### Exercise task
Provide an exact copy of the data, excluding the images.

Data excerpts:
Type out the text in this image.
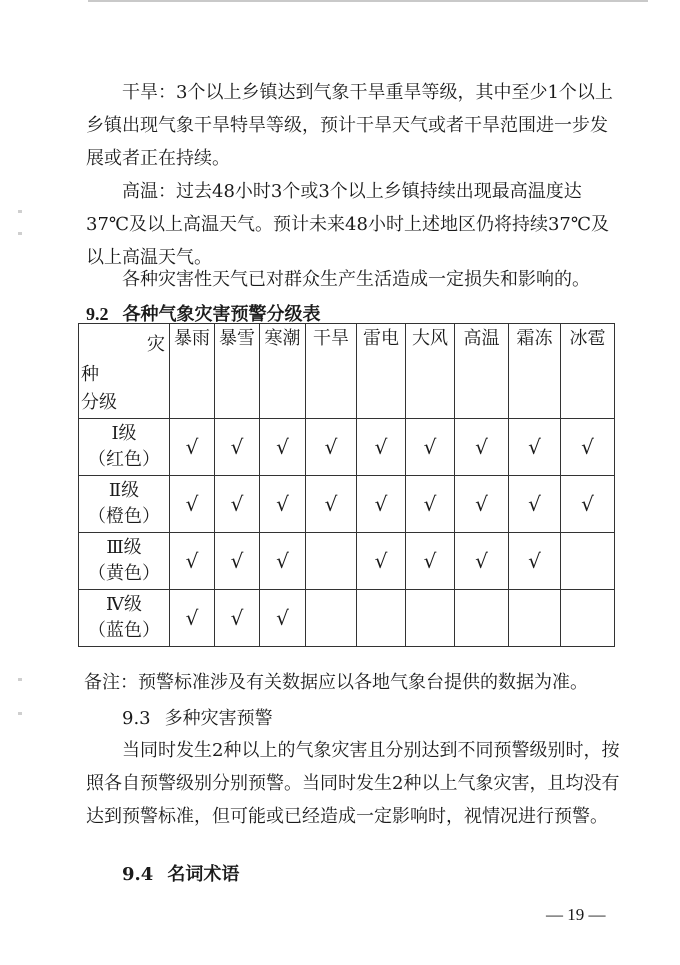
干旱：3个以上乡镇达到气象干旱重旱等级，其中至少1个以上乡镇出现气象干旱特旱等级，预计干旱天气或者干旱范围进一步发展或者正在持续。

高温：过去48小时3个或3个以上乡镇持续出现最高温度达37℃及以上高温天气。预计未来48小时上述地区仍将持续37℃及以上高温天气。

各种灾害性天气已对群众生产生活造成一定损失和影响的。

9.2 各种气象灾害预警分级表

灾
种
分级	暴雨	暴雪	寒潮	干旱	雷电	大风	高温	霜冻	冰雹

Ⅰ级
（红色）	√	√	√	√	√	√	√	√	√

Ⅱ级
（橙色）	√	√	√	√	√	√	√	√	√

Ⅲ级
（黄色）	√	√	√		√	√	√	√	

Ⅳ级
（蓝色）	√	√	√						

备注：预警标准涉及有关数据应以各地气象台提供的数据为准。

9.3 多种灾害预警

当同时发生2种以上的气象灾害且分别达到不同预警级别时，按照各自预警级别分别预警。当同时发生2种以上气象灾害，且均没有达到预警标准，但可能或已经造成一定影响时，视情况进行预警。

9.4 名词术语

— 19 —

### Solution
Type out the text in this image.
干旱：3个以上乡镇达到气象干旱重旱等级，其中至少1个以上乡镇出现气象干旱特旱等级，预计干旱天气或者干旱范围进一步发展或者正在持续。

高温：过去48小时3个或3个以上乡镇持续出现最高温度达37℃及以上高温天气。预计未来48小时上述地区仍将持续37℃及以上高温天气。

各种灾害性天气已对群众生产生活造成一定损失和影响的。

9.2 各种气象灾害预警分级表

灾
种
分级	暴雨	暴雪	寒潮	干旱	雷电	大风	高温	霜冻	冰雹

Ⅰ级
（红色）	√	√	√	√	√	√	√	√	√

Ⅱ级
（橙色）	√	√	√	√	√	√	√	√	√

Ⅲ级
（黄色）	√	√	√		√	√	√	√	

Ⅳ级
（蓝色）	√	√	√						

备注：预警标准涉及有关数据应以各地气象台提供的数据为准。

9.3 多种灾害预警

当同时发生2种以上的气象灾害且分别达到不同预警级别时，按照各自预警级别分别预警。当同时发生2种以上气象灾害，且均没有达到预警标准，但可能或已经造成一定影响时，视情况进行预警。

9.4 名词术语

— 19 —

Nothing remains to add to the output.